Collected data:
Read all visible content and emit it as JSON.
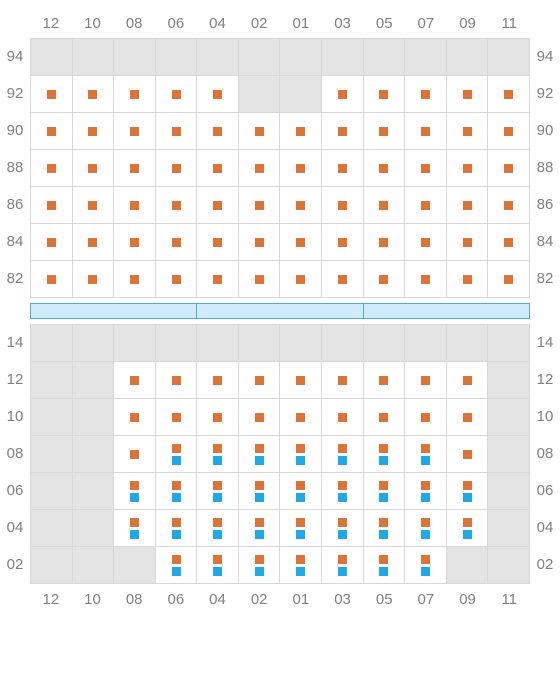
{
  "colors": {
    "orange": "#dd7437",
    "blue": "#1daae6",
    "blank": "#e4e4e4",
    "grid_border": "#d8d8d8",
    "label_text": "#808080",
    "divider_fill": "#d0ecfb",
    "divider_border": "#5aa8d8"
  },
  "columns": [
    "12",
    "10",
    "08",
    "06",
    "04",
    "02",
    "01",
    "03",
    "05",
    "07",
    "09",
    "11"
  ],
  "upper": {
    "row_labels": [
      "94",
      "92",
      "90",
      "88",
      "86",
      "84",
      "82"
    ],
    "cells": [
      [
        "b",
        "b",
        "b",
        "b",
        "b",
        "b",
        "b",
        "b",
        "b",
        "b",
        "b",
        "b"
      ],
      [
        "o",
        "o",
        "o",
        "o",
        "o",
        "b",
        "b",
        "o",
        "o",
        "o",
        "o",
        "o"
      ],
      [
        "o",
        "o",
        "o",
        "o",
        "o",
        "o",
        "o",
        "o",
        "o",
        "o",
        "o",
        "o"
      ],
      [
        "o",
        "o",
        "o",
        "o",
        "o",
        "o",
        "o",
        "o",
        "o",
        "o",
        "o",
        "o"
      ],
      [
        "o",
        "o",
        "o",
        "o",
        "o",
        "o",
        "o",
        "o",
        "o",
        "o",
        "o",
        "o"
      ],
      [
        "o",
        "o",
        "o",
        "o",
        "o",
        "o",
        "o",
        "o",
        "o",
        "o",
        "o",
        "o"
      ],
      [
        "o",
        "o",
        "o",
        "o",
        "o",
        "o",
        "o",
        "o",
        "o",
        "o",
        "o",
        "o"
      ]
    ]
  },
  "divider_segments": 3,
  "lower": {
    "row_labels": [
      "14",
      "12",
      "10",
      "08",
      "06",
      "04",
      "02"
    ],
    "cells": [
      [
        "b",
        "b",
        "b",
        "b",
        "b",
        "b",
        "b",
        "b",
        "b",
        "b",
        "b",
        "b"
      ],
      [
        "b",
        "b",
        "o",
        "o",
        "o",
        "o",
        "o",
        "o",
        "o",
        "o",
        "o",
        "b"
      ],
      [
        "b",
        "b",
        "o",
        "o",
        "o",
        "o",
        "o",
        "o",
        "o",
        "o",
        "o",
        "b"
      ],
      [
        "b",
        "b",
        "o",
        "ob",
        "ob",
        "ob",
        "ob",
        "ob",
        "ob",
        "ob",
        "o",
        "b"
      ],
      [
        "b",
        "b",
        "ob",
        "ob",
        "ob",
        "ob",
        "ob",
        "ob",
        "ob",
        "ob",
        "ob",
        "b"
      ],
      [
        "b",
        "b",
        "ob",
        "ob",
        "ob",
        "ob",
        "ob",
        "ob",
        "ob",
        "ob",
        "ob",
        "b"
      ],
      [
        "b",
        "b",
        "b",
        "ob",
        "ob",
        "ob",
        "ob",
        "ob",
        "ob",
        "ob",
        "b",
        "b"
      ]
    ]
  }
}
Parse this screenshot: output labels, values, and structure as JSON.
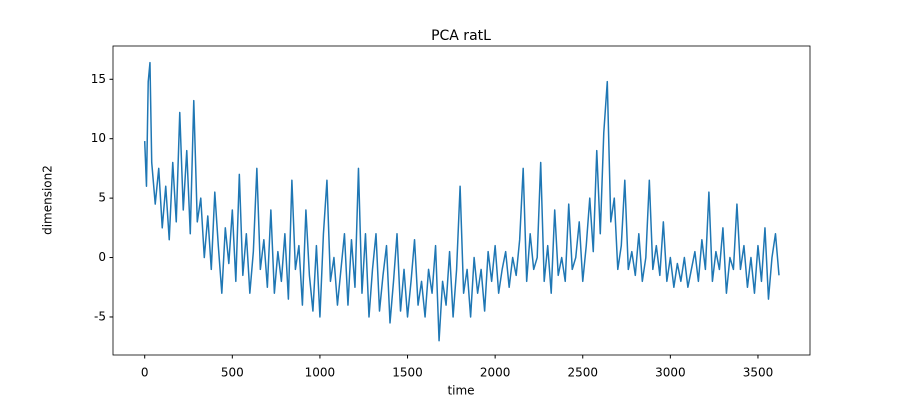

• [Goal] Your answer should be a single number: the count of lines containing the word "JSON".

• [Answer to this exercise] 2